# WHAT YOU SHOULD DO:
Omit all images, then return the remaining material exactly as it stands.
--- START OF EXERCISE INPUT ---
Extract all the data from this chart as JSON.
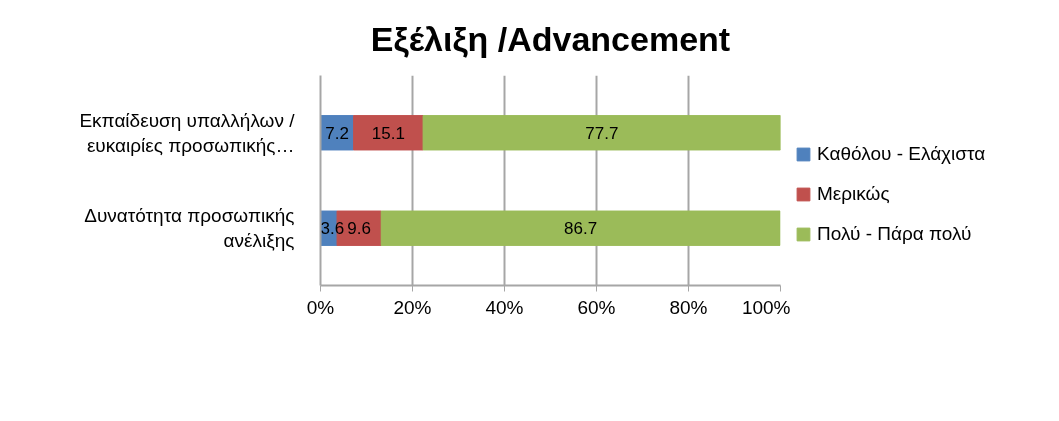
{
  "chart_data": {
    "type": "bar",
    "title": "Εξέλιξη /Advancement",
    "orientation": "horizontal",
    "stacked": true,
    "categories": [
      "Εκπαίδευση υπαλλήλων / ευκαιρίες προσωπικής…",
      "Δυνατότητα προσωπικής ανέλιξης"
    ],
    "series": [
      {
        "name": "Καθόλου - Ελάχιστα",
        "color": "#4f81bd",
        "values": [
          7.2,
          3.6
        ]
      },
      {
        "name": "Μερικώς",
        "color": "#c0504d",
        "values": [
          15.1,
          9.6
        ]
      },
      {
        "name": "Πολύ - Πάρα πολύ",
        "color": "#9bbb59",
        "values": [
          77.7,
          86.7
        ]
      }
    ],
    "xlim": [
      0,
      100
    ],
    "xticks": [
      {
        "value": 0,
        "label": "0%"
      },
      {
        "value": 20,
        "label": "20%"
      },
      {
        "value": 40,
        "label": "40%"
      },
      {
        "value": 60,
        "label": "60%"
      },
      {
        "value": 80,
        "label": "80%"
      },
      {
        "value": 100,
        "label": "100%"
      }
    ],
    "grid": "x",
    "legend": "right",
    "data_labels": true
  }
}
--- END OF EXERCISE INPUT ---
# TASK ANSWER:
Extract all the data from this chart as JSON.
{
  "chart_data": {
    "type": "bar",
    "title": "Εξέλιξη /Advancement",
    "orientation": "horizontal",
    "stacked": true,
    "categories": [
      "Εκπαίδευση υπαλλήλων / ευκαιρίες προσωπικής…",
      "Δυνατότητα προσωπικής ανέλιξης"
    ],
    "series": [
      {
        "name": "Καθόλου - Ελάχιστα",
        "color": "#4f81bd",
        "values": [
          7.2,
          3.6
        ]
      },
      {
        "name": "Μερικώς",
        "color": "#c0504d",
        "values": [
          15.1,
          9.6
        ]
      },
      {
        "name": "Πολύ - Πάρα πολύ",
        "color": "#9bbb59",
        "values": [
          77.7,
          86.7
        ]
      }
    ],
    "xlim": [
      0,
      100
    ],
    "xticks": [
      {
        "value": 0,
        "label": "0%"
      },
      {
        "value": 20,
        "label": "20%"
      },
      {
        "value": 40,
        "label": "40%"
      },
      {
        "value": 60,
        "label": "60%"
      },
      {
        "value": 80,
        "label": "80%"
      },
      {
        "value": 100,
        "label": "100%"
      }
    ],
    "grid": "x",
    "legend": "right",
    "data_labels": true
  }
}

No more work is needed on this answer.